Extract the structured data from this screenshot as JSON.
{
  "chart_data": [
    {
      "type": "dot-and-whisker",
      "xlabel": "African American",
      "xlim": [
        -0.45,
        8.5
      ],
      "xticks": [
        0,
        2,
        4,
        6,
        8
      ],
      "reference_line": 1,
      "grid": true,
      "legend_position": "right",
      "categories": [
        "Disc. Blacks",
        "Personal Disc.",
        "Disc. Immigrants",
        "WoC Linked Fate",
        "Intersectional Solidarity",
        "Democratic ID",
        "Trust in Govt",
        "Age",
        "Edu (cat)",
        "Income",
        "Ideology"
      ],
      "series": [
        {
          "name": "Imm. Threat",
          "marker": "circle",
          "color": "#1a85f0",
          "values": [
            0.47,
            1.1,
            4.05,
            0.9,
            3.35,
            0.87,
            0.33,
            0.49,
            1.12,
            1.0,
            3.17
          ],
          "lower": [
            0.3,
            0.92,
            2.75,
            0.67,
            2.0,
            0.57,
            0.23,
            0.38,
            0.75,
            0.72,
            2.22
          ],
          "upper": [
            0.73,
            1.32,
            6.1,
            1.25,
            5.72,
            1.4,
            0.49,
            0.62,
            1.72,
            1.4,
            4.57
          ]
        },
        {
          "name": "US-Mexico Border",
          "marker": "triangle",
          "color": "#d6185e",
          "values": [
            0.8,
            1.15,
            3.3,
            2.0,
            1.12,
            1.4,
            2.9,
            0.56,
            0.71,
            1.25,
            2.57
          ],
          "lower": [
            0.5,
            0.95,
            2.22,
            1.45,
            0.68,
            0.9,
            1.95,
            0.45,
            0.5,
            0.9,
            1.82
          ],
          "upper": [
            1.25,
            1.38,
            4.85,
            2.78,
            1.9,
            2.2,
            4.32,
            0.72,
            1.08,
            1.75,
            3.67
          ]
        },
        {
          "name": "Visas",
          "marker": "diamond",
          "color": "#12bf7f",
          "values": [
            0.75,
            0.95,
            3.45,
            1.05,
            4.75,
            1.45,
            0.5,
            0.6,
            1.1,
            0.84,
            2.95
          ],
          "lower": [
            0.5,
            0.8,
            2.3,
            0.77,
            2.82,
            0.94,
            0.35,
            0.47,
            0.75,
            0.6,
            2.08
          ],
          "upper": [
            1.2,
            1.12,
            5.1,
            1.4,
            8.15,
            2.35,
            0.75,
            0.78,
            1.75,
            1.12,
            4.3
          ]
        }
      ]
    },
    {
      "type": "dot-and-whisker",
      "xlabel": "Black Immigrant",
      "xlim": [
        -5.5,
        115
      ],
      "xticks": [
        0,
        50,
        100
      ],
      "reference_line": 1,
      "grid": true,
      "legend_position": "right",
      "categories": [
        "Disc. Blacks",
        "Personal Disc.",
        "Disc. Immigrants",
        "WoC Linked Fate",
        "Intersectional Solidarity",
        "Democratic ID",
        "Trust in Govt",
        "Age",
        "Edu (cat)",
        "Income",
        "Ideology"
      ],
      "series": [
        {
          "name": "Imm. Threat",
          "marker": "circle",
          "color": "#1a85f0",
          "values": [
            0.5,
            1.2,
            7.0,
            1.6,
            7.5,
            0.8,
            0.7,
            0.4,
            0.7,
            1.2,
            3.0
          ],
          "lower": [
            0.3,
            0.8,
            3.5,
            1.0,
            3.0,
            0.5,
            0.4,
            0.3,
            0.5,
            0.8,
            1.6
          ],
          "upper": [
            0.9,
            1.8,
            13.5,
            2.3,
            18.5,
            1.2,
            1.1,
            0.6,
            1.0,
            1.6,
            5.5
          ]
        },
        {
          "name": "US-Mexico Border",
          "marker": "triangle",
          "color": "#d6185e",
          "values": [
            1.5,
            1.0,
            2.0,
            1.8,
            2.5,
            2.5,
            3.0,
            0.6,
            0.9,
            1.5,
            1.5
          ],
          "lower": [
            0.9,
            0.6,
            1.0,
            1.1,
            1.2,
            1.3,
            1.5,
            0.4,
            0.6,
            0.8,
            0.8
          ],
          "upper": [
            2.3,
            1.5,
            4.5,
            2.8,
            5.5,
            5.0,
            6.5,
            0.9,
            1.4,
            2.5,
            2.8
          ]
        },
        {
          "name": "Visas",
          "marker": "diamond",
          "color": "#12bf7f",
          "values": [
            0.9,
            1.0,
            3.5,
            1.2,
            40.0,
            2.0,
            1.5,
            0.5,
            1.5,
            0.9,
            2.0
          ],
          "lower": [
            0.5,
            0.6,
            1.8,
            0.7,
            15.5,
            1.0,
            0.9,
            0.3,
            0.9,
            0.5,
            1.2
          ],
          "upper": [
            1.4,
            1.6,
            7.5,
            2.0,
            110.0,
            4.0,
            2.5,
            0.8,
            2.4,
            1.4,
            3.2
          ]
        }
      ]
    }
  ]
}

========================

Stated task:
Return all of the above records exactly, leaving no line out.

Solution to this exercise:
Extract the structured data from this screenshot as JSON.
{
  "chart_data": [
    {
      "type": "dot-and-whisker",
      "xlabel": "African American",
      "xlim": [
        -0.45,
        8.5
      ],
      "xticks": [
        0,
        2,
        4,
        6,
        8
      ],
      "reference_line": 1,
      "grid": true,
      "legend_position": "right",
      "categories": [
        "Disc. Blacks",
        "Personal Disc.",
        "Disc. Immigrants",
        "WoC Linked Fate",
        "Intersectional Solidarity",
        "Democratic ID",
        "Trust in Govt",
        "Age",
        "Edu (cat)",
        "Income",
        "Ideology"
      ],
      "series": [
        {
          "name": "Imm. Threat",
          "marker": "circle",
          "color": "#1a85f0",
          "values": [
            0.47,
            1.1,
            4.05,
            0.9,
            3.35,
            0.87,
            0.33,
            0.49,
            1.12,
            1.0,
            3.17
          ],
          "lower": [
            0.3,
            0.92,
            2.75,
            0.67,
            2.0,
            0.57,
            0.23,
            0.38,
            0.75,
            0.72,
            2.22
          ],
          "upper": [
            0.73,
            1.32,
            6.1,
            1.25,
            5.72,
            1.4,
            0.49,
            0.62,
            1.72,
            1.4,
            4.57
          ]
        },
        {
          "name": "US-Mexico Border",
          "marker": "triangle",
          "color": "#d6185e",
          "values": [
            0.8,
            1.15,
            3.3,
            2.0,
            1.12,
            1.4,
            2.9,
            0.56,
            0.71,
            1.25,
            2.57
          ],
          "lower": [
            0.5,
            0.95,
            2.22,
            1.45,
            0.68,
            0.9,
            1.95,
            0.45,
            0.5,
            0.9,
            1.82
          ],
          "upper": [
            1.25,
            1.38,
            4.85,
            2.78,
            1.9,
            2.2,
            4.32,
            0.72,
            1.08,
            1.75,
            3.67
          ]
        },
        {
          "name": "Visas",
          "marker": "diamond",
          "color": "#12bf7f",
          "values": [
            0.75,
            0.95,
            3.45,
            1.05,
            4.75,
            1.45,
            0.5,
            0.6,
            1.1,
            0.84,
            2.95
          ],
          "lower": [
            0.5,
            0.8,
            2.3,
            0.77,
            2.82,
            0.94,
            0.35,
            0.47,
            0.75,
            0.6,
            2.08
          ],
          "upper": [
            1.2,
            1.12,
            5.1,
            1.4,
            8.15,
            2.35,
            0.75,
            0.78,
            1.75,
            1.12,
            4.3
          ]
        }
      ]
    },
    {
      "type": "dot-and-whisker",
      "xlabel": "Black Immigrant",
      "xlim": [
        -5.5,
        115
      ],
      "xticks": [
        0,
        50,
        100
      ],
      "reference_line": 1,
      "grid": true,
      "legend_position": "right",
      "categories": [
        "Disc. Blacks",
        "Personal Disc.",
        "Disc. Immigrants",
        "WoC Linked Fate",
        "Intersectional Solidarity",
        "Democratic ID",
        "Trust in Govt",
        "Age",
        "Edu (cat)",
        "Income",
        "Ideology"
      ],
      "series": [
        {
          "name": "Imm. Threat",
          "marker": "circle",
          "color": "#1a85f0",
          "values": [
            0.5,
            1.2,
            7.0,
            1.6,
            7.5,
            0.8,
            0.7,
            0.4,
            0.7,
            1.2,
            3.0
          ],
          "lower": [
            0.3,
            0.8,
            3.5,
            1.0,
            3.0,
            0.5,
            0.4,
            0.3,
            0.5,
            0.8,
            1.6
          ],
          "upper": [
            0.9,
            1.8,
            13.5,
            2.3,
            18.5,
            1.2,
            1.1,
            0.6,
            1.0,
            1.6,
            5.5
          ]
        },
        {
          "name": "US-Mexico Border",
          "marker": "triangle",
          "color": "#d6185e",
          "values": [
            1.5,
            1.0,
            2.0,
            1.8,
            2.5,
            2.5,
            3.0,
            0.6,
            0.9,
            1.5,
            1.5
          ],
          "lower": [
            0.9,
            0.6,
            1.0,
            1.1,
            1.2,
            1.3,
            1.5,
            0.4,
            0.6,
            0.8,
            0.8
          ],
          "upper": [
            2.3,
            1.5,
            4.5,
            2.8,
            5.5,
            5.0,
            6.5,
            0.9,
            1.4,
            2.5,
            2.8
          ]
        },
        {
          "name": "Visas",
          "marker": "diamond",
          "color": "#12bf7f",
          "values": [
            0.9,
            1.0,
            3.5,
            1.2,
            40.0,
            2.0,
            1.5,
            0.5,
            1.5,
            0.9,
            2.0
          ],
          "lower": [
            0.5,
            0.6,
            1.8,
            0.7,
            15.5,
            1.0,
            0.9,
            0.3,
            0.9,
            0.5,
            1.2
          ],
          "upper": [
            1.4,
            1.6,
            7.5,
            2.0,
            110.0,
            4.0,
            2.5,
            0.8,
            2.4,
            1.4,
            3.2
          ]
        }
      ]
    }
  ]
}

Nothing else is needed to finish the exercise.